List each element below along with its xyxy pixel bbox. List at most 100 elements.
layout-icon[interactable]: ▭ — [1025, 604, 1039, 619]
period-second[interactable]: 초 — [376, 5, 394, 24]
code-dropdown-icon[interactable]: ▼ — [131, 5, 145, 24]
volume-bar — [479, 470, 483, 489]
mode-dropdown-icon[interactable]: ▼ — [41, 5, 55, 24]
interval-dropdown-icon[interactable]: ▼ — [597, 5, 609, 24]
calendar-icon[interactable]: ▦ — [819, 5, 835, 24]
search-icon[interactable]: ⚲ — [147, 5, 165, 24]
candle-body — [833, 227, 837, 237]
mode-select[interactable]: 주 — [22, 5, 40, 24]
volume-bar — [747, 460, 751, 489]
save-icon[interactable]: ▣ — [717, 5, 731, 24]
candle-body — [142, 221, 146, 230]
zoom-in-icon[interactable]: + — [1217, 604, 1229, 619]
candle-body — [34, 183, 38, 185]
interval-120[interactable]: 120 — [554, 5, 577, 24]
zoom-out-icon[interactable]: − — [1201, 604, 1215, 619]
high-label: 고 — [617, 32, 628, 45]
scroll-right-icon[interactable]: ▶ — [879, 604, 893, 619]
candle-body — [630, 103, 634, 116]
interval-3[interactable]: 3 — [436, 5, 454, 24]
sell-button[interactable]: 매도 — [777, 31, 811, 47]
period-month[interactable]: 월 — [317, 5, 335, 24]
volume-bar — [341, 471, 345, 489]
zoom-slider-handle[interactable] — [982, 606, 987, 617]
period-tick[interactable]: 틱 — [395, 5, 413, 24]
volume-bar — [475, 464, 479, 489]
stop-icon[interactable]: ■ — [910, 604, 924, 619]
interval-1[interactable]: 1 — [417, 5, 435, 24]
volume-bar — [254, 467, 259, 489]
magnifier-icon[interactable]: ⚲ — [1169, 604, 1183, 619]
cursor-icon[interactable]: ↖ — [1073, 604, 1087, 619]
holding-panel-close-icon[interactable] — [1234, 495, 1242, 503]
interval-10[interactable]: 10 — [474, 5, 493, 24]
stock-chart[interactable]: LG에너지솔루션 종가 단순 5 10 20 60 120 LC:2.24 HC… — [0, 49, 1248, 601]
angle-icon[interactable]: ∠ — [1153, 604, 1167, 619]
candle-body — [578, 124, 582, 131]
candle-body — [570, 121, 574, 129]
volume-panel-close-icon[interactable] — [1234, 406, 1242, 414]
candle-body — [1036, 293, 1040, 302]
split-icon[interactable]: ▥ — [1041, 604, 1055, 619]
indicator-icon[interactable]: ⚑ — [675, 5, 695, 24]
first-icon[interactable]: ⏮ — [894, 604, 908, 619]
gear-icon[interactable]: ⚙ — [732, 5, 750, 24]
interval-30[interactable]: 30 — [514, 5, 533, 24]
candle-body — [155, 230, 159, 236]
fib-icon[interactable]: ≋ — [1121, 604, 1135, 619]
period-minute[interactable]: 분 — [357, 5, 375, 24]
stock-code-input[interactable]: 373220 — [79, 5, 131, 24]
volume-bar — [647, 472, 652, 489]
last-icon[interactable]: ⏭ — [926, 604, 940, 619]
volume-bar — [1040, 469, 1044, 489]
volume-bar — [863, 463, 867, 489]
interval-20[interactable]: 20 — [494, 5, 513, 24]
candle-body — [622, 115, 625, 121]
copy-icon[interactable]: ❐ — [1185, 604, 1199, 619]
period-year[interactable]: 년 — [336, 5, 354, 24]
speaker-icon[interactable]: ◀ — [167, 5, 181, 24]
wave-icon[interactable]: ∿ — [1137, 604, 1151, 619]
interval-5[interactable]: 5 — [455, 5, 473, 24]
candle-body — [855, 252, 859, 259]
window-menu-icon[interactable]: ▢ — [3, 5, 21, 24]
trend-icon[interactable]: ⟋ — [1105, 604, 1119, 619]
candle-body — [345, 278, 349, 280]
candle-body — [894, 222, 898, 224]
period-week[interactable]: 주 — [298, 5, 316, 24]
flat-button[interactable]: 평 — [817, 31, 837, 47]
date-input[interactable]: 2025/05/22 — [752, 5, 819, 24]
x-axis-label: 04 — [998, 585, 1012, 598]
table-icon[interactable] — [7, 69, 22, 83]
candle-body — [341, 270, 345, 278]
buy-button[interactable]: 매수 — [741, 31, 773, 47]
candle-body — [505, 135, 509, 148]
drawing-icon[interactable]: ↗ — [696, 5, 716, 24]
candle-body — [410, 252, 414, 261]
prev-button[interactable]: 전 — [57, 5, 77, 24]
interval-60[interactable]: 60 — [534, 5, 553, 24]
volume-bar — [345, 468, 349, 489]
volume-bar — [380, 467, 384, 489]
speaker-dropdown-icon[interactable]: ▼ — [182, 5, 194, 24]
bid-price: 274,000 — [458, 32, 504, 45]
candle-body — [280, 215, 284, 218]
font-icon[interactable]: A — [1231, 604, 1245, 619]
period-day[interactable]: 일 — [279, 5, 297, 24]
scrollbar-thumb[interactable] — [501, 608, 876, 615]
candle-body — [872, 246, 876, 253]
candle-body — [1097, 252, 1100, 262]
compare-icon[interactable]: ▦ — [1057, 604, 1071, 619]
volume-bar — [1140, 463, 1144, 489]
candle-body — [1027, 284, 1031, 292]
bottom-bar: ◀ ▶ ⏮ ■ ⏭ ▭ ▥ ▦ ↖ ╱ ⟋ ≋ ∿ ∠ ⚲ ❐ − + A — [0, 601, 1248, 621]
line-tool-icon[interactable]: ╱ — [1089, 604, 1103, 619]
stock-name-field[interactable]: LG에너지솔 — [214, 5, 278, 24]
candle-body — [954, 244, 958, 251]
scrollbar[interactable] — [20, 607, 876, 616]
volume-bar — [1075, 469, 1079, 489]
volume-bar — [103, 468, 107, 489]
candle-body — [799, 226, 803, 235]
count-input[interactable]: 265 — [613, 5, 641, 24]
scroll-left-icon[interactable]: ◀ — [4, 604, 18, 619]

§ Instruction:
Output each line of the material above as one string in a JSON list, one string per line and leaving out any blank lines.

§ Task result:
[
  "List each element below along with its xyxy pixel bbox. List at most 100 elements.",
  "layout-icon[interactable]: ▭ — [1025, 604, 1039, 619]",
  "period-second[interactable]: 초 — [376, 5, 394, 24]",
  "code-dropdown-icon[interactable]: ▼ — [131, 5, 145, 24]",
  "volume-bar — [479, 470, 483, 489]",
  "mode-dropdown-icon[interactable]: ▼ — [41, 5, 55, 24]",
  "interval-dropdown-icon[interactable]: ▼ — [597, 5, 609, 24]",
  "calendar-icon[interactable]: ▦ — [819, 5, 835, 24]",
  "search-icon[interactable]: ⚲ — [147, 5, 165, 24]",
  "candle-body — [833, 227, 837, 237]",
  "mode-select[interactable]: 주 — [22, 5, 40, 24]",
  "volume-bar — [747, 460, 751, 489]",
  "save-icon[interactable]: ▣ — [717, 5, 731, 24]",
  "candle-body — [142, 221, 146, 230]",
  "zoom-in-icon[interactable]: + — [1217, 604, 1229, 619]",
  "candle-body — [34, 183, 38, 185]",
  "interval-120[interactable]: 120 — [554, 5, 577, 24]",
  "zoom-out-icon[interactable]: − — [1201, 604, 1215, 619]",
  "high-label: 고 — [617, 32, 628, 45]",
  "scroll-right-icon[interactable]: ▶ — [879, 604, 893, 619]",
  "candle-body — [630, 103, 634, 116]",
  "interval-3[interactable]: 3 — [436, 5, 454, 24]",
  "sell-button[interactable]: 매도 — [777, 31, 811, 47]",
  "period-month[interactable]: 월 — [317, 5, 335, 24]",
  "volume-bar — [341, 471, 345, 489]",
  "zoom-slider-handle[interactable] — [982, 606, 987, 617]",
  "period-tick[interactable]: 틱 — [395, 5, 413, 24]",
  "volume-bar — [475, 464, 479, 489]",
  "stop-icon[interactable]: ■ — [910, 604, 924, 619]",
  "interval-1[interactable]: 1 — [417, 5, 435, 24]",
  "volume-bar — [254, 467, 259, 489]",
  "magnifier-icon[interactable]: ⚲ — [1169, 604, 1183, 619]",
  "cursor-icon[interactable]: ↖ — [1073, 604, 1087, 619]",
  "holding-panel-close-icon[interactable] — [1234, 495, 1242, 503]",
  "interval-10[interactable]: 10 — [474, 5, 493, 24]",
  "stock-chart[interactable]: LG에너지솔루션 종가 단순 5 10 20 60 120 LC:2.24 HC… — [0, 49, 1248, 601]",
  "angle-icon[interactable]: ∠ — [1153, 604, 1167, 619]",
  "candle-body — [578, 124, 582, 131]",
  "candle-body — [570, 121, 574, 129]",
  "volume-panel-close-icon[interactable] — [1234, 406, 1242, 414]",
  "candle-body — [1036, 293, 1040, 302]",
  "split-icon[interactable]: ▥ — [1041, 604, 1055, 619]",
  "indicator-icon[interactable]: ⚑ — [675, 5, 695, 24]",
  "first-icon[interactable]: ⏮ — [894, 604, 908, 619]",
  "gear-icon[interactable]: ⚙ — [732, 5, 750, 24]",
  "interval-30[interactable]: 30 — [514, 5, 533, 24]",
  "candle-body — [155, 230, 159, 236]",
  "fib-icon[interactable]: ≋ — [1121, 604, 1135, 619]",
  "period-minute[interactable]: 분 — [357, 5, 375, 24]",
  "stock-code-input[interactable]: 373220 — [79, 5, 131, 24]",
  "volume-bar — [647, 472, 652, 489]",
  "last-icon[interactable]: ⏭ — [926, 604, 940, 619]",
  "volume-bar — [1040, 469, 1044, 489]",
  "volume-bar — [863, 463, 867, 489]",
  "interval-20[interactable]: 20 — [494, 5, 513, 24]",
  "candle-body — [622, 115, 625, 121]",
  "copy-icon[interactable]: ❐ — [1185, 604, 1199, 619]",
  "period-year[interactable]: 년 — [336, 5, 354, 24]",
  "speaker-icon[interactable]: ◀ — [167, 5, 181, 24]",
  "wave-icon[interactable]: ∿ — [1137, 604, 1151, 619]",
  "interval-5[interactable]: 5 — [455, 5, 473, 24]",
  "candle-body — [855, 252, 859, 259]",
  "window-menu-icon[interactable]: ▢ — [3, 5, 21, 24]",
  "trend-icon[interactable]: ⟋ — [1105, 604, 1119, 619]",
  "candle-body — [345, 278, 349, 280]",
  "candle-body — [894, 222, 898, 224]",
  "period-week[interactable]: 주 — [298, 5, 316, 24]",
  "flat-button[interactable]: 평 — [817, 31, 837, 47]",
  "date-input[interactable]: 2025/05/22 — [752, 5, 819, 24]",
  "x-axis-label: 04 — [998, 585, 1012, 598]",
  "table-icon[interactable] — [7, 69, 22, 83]",
  "candle-body — [341, 270, 345, 278]",
  "buy-button[interactable]: 매수 — [741, 31, 773, 47]",
  "candle-body — [505, 135, 509, 148]",
  "drawing-icon[interactable]: ↗ — [696, 5, 716, 24]",
  "candle-body — [410, 252, 414, 261]",
  "prev-button[interactable]: 전 — [57, 5, 77, 24]",
  "interval-60[interactable]: 60 — [534, 5, 553, 24]",
  "volume-bar — [345, 468, 349, 489]",
  "volume-bar — [380, 467, 384, 489]",
  "speaker-dropdown-icon[interactable]: ▼ — [182, 5, 194, 24]",
  "bid-price: 274,000 — [458, 32, 504, 45]",
  "candle-body — [280, 215, 284, 218]",
  "font-icon[interactable]: A — [1231, 604, 1245, 619]",
  "period-day[interactable]: 일 — [279, 5, 297, 24]",
  "scrollbar-thumb[interactable] — [501, 608, 876, 615]",
  "candle-body — [872, 246, 876, 253]",
  "candle-body — [1097, 252, 1100, 262]",
  "compare-icon[interactable]: ▦ — [1057, 604, 1071, 619]",
  "volume-bar — [1140, 463, 1144, 489]",
  "candle-body — [1027, 284, 1031, 292]",
  "bottom-bar: ◀ ▶ ⏮ ■ ⏭ ▭ ▥ ▦ ↖ ╱ ⟋ ≋ ∿ ∠ ⚲ ❐ − + A — [0, 601, 1248, 621]",
  "line-tool-icon[interactable]: ╱ — [1089, 604, 1103, 619]",
  "stock-name-field[interactable]: LG에너지솔 — [214, 5, 278, 24]",
  "candle-body — [954, 244, 958, 251]",
  "scrollbar[interactable] — [20, 607, 876, 616]",
  "volume-bar — [1075, 469, 1079, 489]",
  "volume-bar — [103, 468, 107, 489]",
  "candle-body — [799, 226, 803, 235]",
  "count-input[interactable]: 265 — [613, 5, 641, 24]",
  "scroll-left-icon[interactable]: ◀ — [4, 604, 18, 619]"
]